◆ Brief ◆
The records that follow are to be repeated exactly, with the pictures removed.

◆ Given records ◆
-------
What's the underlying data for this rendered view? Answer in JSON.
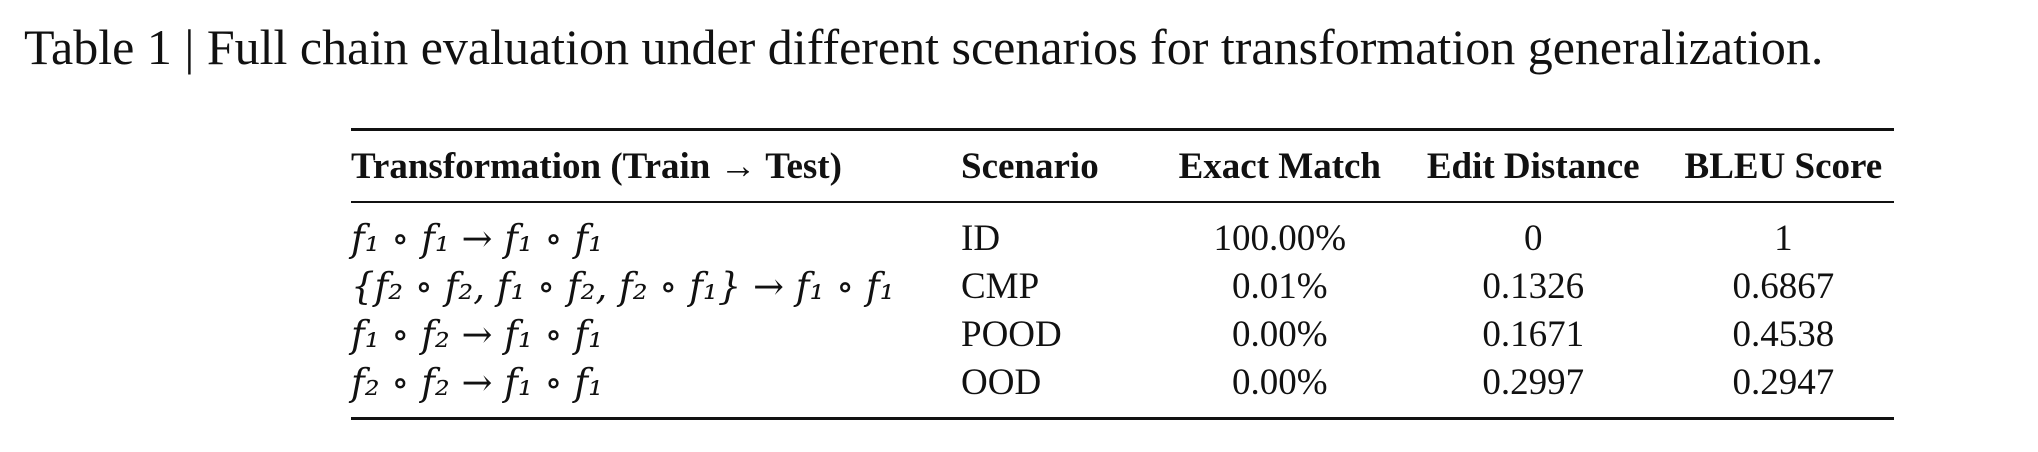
{
  "caption": "Table 1 | Full chain evaluation under different scenarios for transformation generalization.",
  "table": {
    "headers": {
      "transformation": "Transformation (Train → Test)",
      "scenario": "Scenario",
      "exact_match": "Exact Match",
      "edit_distance": "Edit Distance",
      "bleu": "BLEU Score"
    },
    "rows": [
      {
        "transformation": "f₁ ∘ f₁ → f₁ ∘ f₁",
        "scenario": "ID",
        "exact_match": "100.00%",
        "edit_distance": "0",
        "bleu": "1"
      },
      {
        "transformation": "{f₂ ∘ f₂, f₁ ∘ f₂, f₂ ∘ f₁} → f₁ ∘ f₁",
        "scenario": "CMP",
        "exact_match": "0.01%",
        "edit_distance": "0.1326",
        "bleu": "0.6867"
      },
      {
        "transformation": "f₁ ∘ f₂ → f₁ ∘ f₁",
        "scenario": "POOD",
        "exact_match": "0.00%",
        "edit_distance": "0.1671",
        "bleu": "0.4538"
      },
      {
        "transformation": "f₂ ∘ f₂ → f₁ ∘ f₁",
        "scenario": "OOD",
        "exact_match": "0.00%",
        "edit_distance": "0.2997",
        "bleu": "0.2947"
      }
    ]
  }
}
-------
◆ Exercise result ◆
What's the underlying data for this rendered view? Answer in JSON.
{
  "caption": "Table 1 | Full chain evaluation under different scenarios for transformation generalization.",
  "table": {
    "headers": {
      "transformation": "Transformation (Train → Test)",
      "scenario": "Scenario",
      "exact_match": "Exact Match",
      "edit_distance": "Edit Distance",
      "bleu": "BLEU Score"
    },
    "rows": [
      {
        "transformation": "f₁ ∘ f₁ → f₁ ∘ f₁",
        "scenario": "ID",
        "exact_match": "100.00%",
        "edit_distance": "0",
        "bleu": "1"
      },
      {
        "transformation": "{f₂ ∘ f₂, f₁ ∘ f₂, f₂ ∘ f₁} → f₁ ∘ f₁",
        "scenario": "CMP",
        "exact_match": "0.01%",
        "edit_distance": "0.1326",
        "bleu": "0.6867"
      },
      {
        "transformation": "f₁ ∘ f₂ → f₁ ∘ f₁",
        "scenario": "POOD",
        "exact_match": "0.00%",
        "edit_distance": "0.1671",
        "bleu": "0.4538"
      },
      {
        "transformation": "f₂ ∘ f₂ → f₁ ∘ f₁",
        "scenario": "OOD",
        "exact_match": "0.00%",
        "edit_distance": "0.2997",
        "bleu": "0.2947"
      }
    ]
  }
}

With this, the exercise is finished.